*Document extract*
============================================================

An early-phase clinical trial using immunotherapy to treat leukaemia has shown positive results. Results showed 93% of advanced leukaemia patients went into remission after their own immune cells were re-engineered to kill cancer cells.
Published in the Journal of Clinical Investigation, the first findings of the study are promising, describing high rates of remission. In total, 27 of the 29 adults and paediatric patients who participated in the trial have no more traces of cancerous cells in their blood or their bone marrow.
These findings were particularly surprising for the scientists, because of the fact they were noticed so soon in the clinical trial. "In early-phase trials, you're continually learning. You don't expect results like these from early-phase trials. That's why these response rates are so extraordinary," said senior author Dr. David Maloney of Fred Hutchinson Cancer Research Center, who led the research.
The experimental treatment was only tested on people with very severe forms of leukaemia. All had either relapsed or were not responding to standard treatments. Some had received up to eleven rounds of chemotherapy or even bone marrow transplant.
Following a round of chemotherapy participants went through the life-saving immunotherapy approach. It involved genetic alterations of some of the patients' immune system T-cells, so that they would carry an antigen receptor capable of destroying cancerous cells.
The antigen specifically targeted by this genetically-engineered receptor is known as CD19. It is found at the surface of B-cells, a type of white blood cell which becomes cancerous in people with B-cell leukaemia. The modified T-cells targeted the B-cells, by linking to the CD19 antigen.
Immunotherapy: The way forward?
Research interest in CD19 is not new. Because it is a hallmark of B-cells, the protein is frequently used to diagnose leukaemia, and is increasingly the target of new treatments similar to this immunotherapy.
Yet, results have not always been as promising as the ones described here. "Patients who come onto the trial have really limited options for treatment. They have refractory, acute leukaemia. So the fact that we're getting so many into remission is giving these people a way forward," points out study leader Dr. Cameron Turtle.
However, he asserts more research is needed to reach a clinical conclusion about the long-term outcomes of patients who went into remission. "The results are really encouraging and really exciting — and, particularly, the short-term data is really exciting — but we need more time and more research to work out what the longer-term implications of this work are," Turtle concludes.

============================================================

Copy each direct quotation in the article on the leukemia immunotherapy trial, and name the person it's credited to. You can ignore the listing; nothing here depends on it.

============================================================

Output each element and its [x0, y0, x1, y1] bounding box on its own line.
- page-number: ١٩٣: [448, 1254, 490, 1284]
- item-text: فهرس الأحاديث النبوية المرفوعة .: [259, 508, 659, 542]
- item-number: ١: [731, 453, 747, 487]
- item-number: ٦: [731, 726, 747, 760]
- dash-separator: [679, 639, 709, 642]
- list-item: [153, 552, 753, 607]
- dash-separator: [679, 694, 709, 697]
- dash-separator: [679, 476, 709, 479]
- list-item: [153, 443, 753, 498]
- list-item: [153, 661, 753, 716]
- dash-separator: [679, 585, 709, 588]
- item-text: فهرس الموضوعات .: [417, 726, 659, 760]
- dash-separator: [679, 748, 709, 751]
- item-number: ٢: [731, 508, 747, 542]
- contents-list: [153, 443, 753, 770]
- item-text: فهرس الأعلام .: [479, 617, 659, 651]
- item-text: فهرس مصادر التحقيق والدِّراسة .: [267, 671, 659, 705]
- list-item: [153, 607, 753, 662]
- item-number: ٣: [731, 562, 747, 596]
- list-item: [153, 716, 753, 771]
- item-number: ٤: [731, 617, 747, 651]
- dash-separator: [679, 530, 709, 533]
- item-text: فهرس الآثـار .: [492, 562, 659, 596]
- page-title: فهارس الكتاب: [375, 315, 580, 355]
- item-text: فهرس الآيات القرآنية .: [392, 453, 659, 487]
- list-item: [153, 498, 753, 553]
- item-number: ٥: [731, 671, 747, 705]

============================================================

*Finished task*
- "In early-phase trials, you're continually learning. You don't expect results like these from early-phase trials. That's why these response rates are so extraordinary." (Dr. David Maloney)
- "Patients who come onto the trial have really limited options for treatment. They have refractory, acute leukaemia. So the fact that we're getting so many into remission is giving these people a way forward." (Dr. Cameron Turtle)
- "The results are really encouraging and really exciting — and, particularly, the short-term data is really exciting — but we need more time and more research to work out what the longer-term implications of this work are." (Dr. Cameron Turtle)